_REQUIRED WORK_
Turn every line of the listing below into a Markdown table with the columns "Row" and "Line", numbering the rows in order and leaving out any blank lines.

_Labeled box listing_
━━━━━━━━━━━━━━━━━━━━

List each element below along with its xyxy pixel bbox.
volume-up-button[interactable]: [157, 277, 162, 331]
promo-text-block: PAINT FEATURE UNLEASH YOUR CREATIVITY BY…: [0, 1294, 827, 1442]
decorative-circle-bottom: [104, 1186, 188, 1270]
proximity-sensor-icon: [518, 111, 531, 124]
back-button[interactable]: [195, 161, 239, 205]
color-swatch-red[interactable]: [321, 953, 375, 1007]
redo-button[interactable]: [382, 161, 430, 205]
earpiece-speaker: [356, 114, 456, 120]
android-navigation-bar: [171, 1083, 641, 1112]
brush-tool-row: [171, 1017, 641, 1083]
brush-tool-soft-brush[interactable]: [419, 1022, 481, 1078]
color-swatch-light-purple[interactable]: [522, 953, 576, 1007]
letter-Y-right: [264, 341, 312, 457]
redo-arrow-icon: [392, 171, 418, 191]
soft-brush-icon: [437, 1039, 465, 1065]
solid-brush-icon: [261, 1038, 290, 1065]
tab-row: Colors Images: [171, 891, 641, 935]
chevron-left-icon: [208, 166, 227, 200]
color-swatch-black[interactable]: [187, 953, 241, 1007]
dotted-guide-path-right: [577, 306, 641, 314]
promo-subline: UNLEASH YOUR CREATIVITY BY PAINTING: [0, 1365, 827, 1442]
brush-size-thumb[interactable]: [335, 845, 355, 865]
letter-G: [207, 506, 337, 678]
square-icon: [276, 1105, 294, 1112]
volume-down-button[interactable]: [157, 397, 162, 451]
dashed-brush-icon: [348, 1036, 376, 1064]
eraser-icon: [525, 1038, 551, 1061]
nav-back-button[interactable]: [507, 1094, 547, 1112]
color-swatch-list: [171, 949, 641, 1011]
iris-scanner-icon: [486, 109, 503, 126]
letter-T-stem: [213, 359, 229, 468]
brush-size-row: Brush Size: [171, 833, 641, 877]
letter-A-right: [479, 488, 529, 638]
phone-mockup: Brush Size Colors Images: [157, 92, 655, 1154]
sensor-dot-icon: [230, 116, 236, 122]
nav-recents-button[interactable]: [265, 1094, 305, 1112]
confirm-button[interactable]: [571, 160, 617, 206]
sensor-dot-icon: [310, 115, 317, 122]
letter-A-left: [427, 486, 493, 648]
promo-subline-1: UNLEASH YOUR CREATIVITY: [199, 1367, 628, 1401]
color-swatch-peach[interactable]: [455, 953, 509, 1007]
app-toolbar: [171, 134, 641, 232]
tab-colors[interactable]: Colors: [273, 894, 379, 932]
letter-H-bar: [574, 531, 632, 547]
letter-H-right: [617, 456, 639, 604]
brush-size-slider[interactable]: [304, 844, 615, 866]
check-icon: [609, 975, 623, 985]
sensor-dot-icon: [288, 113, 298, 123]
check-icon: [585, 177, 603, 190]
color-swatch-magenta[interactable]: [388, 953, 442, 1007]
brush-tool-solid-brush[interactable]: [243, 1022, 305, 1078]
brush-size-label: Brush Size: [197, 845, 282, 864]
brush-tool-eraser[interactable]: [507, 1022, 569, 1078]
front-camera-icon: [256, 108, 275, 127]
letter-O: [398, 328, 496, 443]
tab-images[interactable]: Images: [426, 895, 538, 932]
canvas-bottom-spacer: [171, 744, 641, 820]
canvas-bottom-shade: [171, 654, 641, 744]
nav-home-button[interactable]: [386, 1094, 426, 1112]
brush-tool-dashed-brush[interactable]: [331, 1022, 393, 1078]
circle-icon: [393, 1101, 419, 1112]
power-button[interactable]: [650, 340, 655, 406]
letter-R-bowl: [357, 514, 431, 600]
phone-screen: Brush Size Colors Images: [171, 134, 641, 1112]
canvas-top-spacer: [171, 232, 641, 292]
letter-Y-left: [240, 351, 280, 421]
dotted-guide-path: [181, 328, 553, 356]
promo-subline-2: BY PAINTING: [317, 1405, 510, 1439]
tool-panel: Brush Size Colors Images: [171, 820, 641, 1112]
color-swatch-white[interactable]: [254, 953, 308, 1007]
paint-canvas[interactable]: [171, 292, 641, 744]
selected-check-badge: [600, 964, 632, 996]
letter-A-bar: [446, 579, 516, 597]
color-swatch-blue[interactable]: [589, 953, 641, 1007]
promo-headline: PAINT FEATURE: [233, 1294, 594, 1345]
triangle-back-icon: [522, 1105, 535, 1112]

━━━━━━━━━━━━━━━━━━━━

_EXERCISE SOLUTION_
| Row | Line |
|---|---|
| 1 | List each element below along with its xyxy pixel bbox. |
| 2 | volume-up-button[interactable]: [157, 277, 162, 331] |
| 3 | promo-text-block: PAINT FEATURE UNLEASH YOUR CREATIVITY BY…: [0, 1294, 827, 1442] |
| 4 | decorative-circle-bottom: [104, 1186, 188, 1270] |
| 5 | proximity-sensor-icon: [518, 111, 531, 124] |
| 6 | back-button[interactable]: [195, 161, 239, 205] |
| 7 | color-swatch-red[interactable]: [321, 953, 375, 1007] |
| 8 | redo-button[interactable]: [382, 161, 430, 205] |
| 9 | earpiece-speaker: [356, 114, 456, 120] |
| 10 | android-navigation-bar: [171, 1083, 641, 1112] |
| 11 | brush-tool-row: [171, 1017, 641, 1083] |
| 12 | brush-tool-soft-brush[interactable]: [419, 1022, 481, 1078] |
| 13 | color-swatch-light-purple[interactable]: [522, 953, 576, 1007] |
| 14 | letter-Y-right: [264, 341, 312, 457] |
| 15 | redo-arrow-icon: [392, 171, 418, 191] |
| 16 | soft-brush-icon: [437, 1039, 465, 1065] |
| 17 | solid-brush-icon: [261, 1038, 290, 1065] |
| 18 | tab-row: Colors Images: [171, 891, 641, 935] |
| 19 | chevron-left-icon: [208, 166, 227, 200] |
| 20 | color-swatch-black[interactable]: [187, 953, 241, 1007] |
| 21 | dotted-guide-path-right: [577, 306, 641, 314] |
| 22 | promo-subline: UNLEASH YOUR CREATIVITY BY PAINTING: [0, 1365, 827, 1442] |
| 23 | brush-size-thumb[interactable]: [335, 845, 355, 865] |
| 24 | letter-G: [207, 506, 337, 678] |
| 25 | square-icon: [276, 1105, 294, 1112] |
| 26 | volume-down-button[interactable]: [157, 397, 162, 451] |
| 27 | dashed-brush-icon: [348, 1036, 376, 1064] |
| 28 | eraser-icon: [525, 1038, 551, 1061] |
| 29 | nav-back-button[interactable]: [507, 1094, 547, 1112] |
| 30 | color-swatch-list: [171, 949, 641, 1011] |
| 31 | iris-scanner-icon: [486, 109, 503, 126] |
| 32 | letter-T-stem: [213, 359, 229, 468] |
| 33 | brush-size-row: Brush Size: [171, 833, 641, 877] |
| 34 | letter-A-right: [479, 488, 529, 638] |
| 35 | phone-mockup: Brush Size Colors Images: [157, 92, 655, 1154] |
| 36 | sensor-dot-icon: [230, 116, 236, 122] |
| 37 | nav-recents-button[interactable]: [265, 1094, 305, 1112] |
| 38 | confirm-button[interactable]: [571, 160, 617, 206] |
| 39 | sensor-dot-icon: [310, 115, 317, 122] |
| 40 | letter-A-left: [427, 486, 493, 648] |
| 41 | promo-subline-1: UNLEASH YOUR CREATIVITY: [199, 1367, 628, 1401] |
| 42 | color-swatch-peach[interactable]: [455, 953, 509, 1007] |
| 43 | app-toolbar: [171, 134, 641, 232] |
| 44 | tab-colors[interactable]: Colors: [273, 894, 379, 932] |
| 45 | letter-H-bar: [574, 531, 632, 547] |
| 46 | letter-H-right: [617, 456, 639, 604] |
| 47 | brush-size-slider[interactable]: [304, 844, 615, 866] |
| 48 | check-icon: [609, 975, 623, 985] |
| 49 | sensor-dot-icon: [288, 113, 298, 123] |
| 50 | check-icon: [585, 177, 603, 190] |
| 51 | color-swatch-magenta[interactable]: [388, 953, 442, 1007] |
| 52 | brush-tool-solid-brush[interactable]: [243, 1022, 305, 1078] |
| 53 | brush-size-label: Brush Size: [197, 845, 282, 864] |
| 54 | brush-tool-eraser[interactable]: [507, 1022, 569, 1078] |
| 55 | front-camera-icon: [256, 108, 275, 127] |
| 56 | letter-O: [398, 328, 496, 443] |
| 57 | tab-images[interactable]: Images: [426, 895, 538, 932] |
| 58 | canvas-bottom-spacer: [171, 744, 641, 820] |
| 59 | canvas-bottom-shade: [171, 654, 641, 744] |
| 60 | nav-home-button[interactable]: [386, 1094, 426, 1112] |
| 61 | brush-tool-dashed-brush[interactable]: [331, 1022, 393, 1078] |
| 62 | circle-icon: [393, 1101, 419, 1112] |
| 63 | power-button[interactable]: [650, 340, 655, 406] |
| 64 | letter-R-bowl: [357, 514, 431, 600] |
| 65 | phone-screen: Brush Size Colors Images: [171, 134, 641, 1112] |
| 66 | canvas-top-spacer: [171, 232, 641, 292] |
| 67 | letter-Y-left: [240, 351, 280, 421] |
| 68 | dotted-guide-path: [181, 328, 553, 356] |
| 69 | promo-subline-2: BY PAINTING: [317, 1405, 510, 1439] |
| 70 | tool-panel: Brush Size Colors Images: [171, 820, 641, 1112] |
| 71 | color-swatch-white[interactable]: [254, 953, 308, 1007] |
| 72 | paint-canvas[interactable]: [171, 292, 641, 744] |
| 73 | selected-check-badge: [600, 964, 632, 996] |
| 74 | letter-A-bar: [446, 579, 516, 597] |
| 75 | color-swatch-blue[interactable]: [589, 953, 641, 1007] |
| 76 | promo-headline: PAINT FEATURE: [233, 1294, 594, 1345] |
| 77 | triangle-back-icon: [522, 1105, 535, 1112] |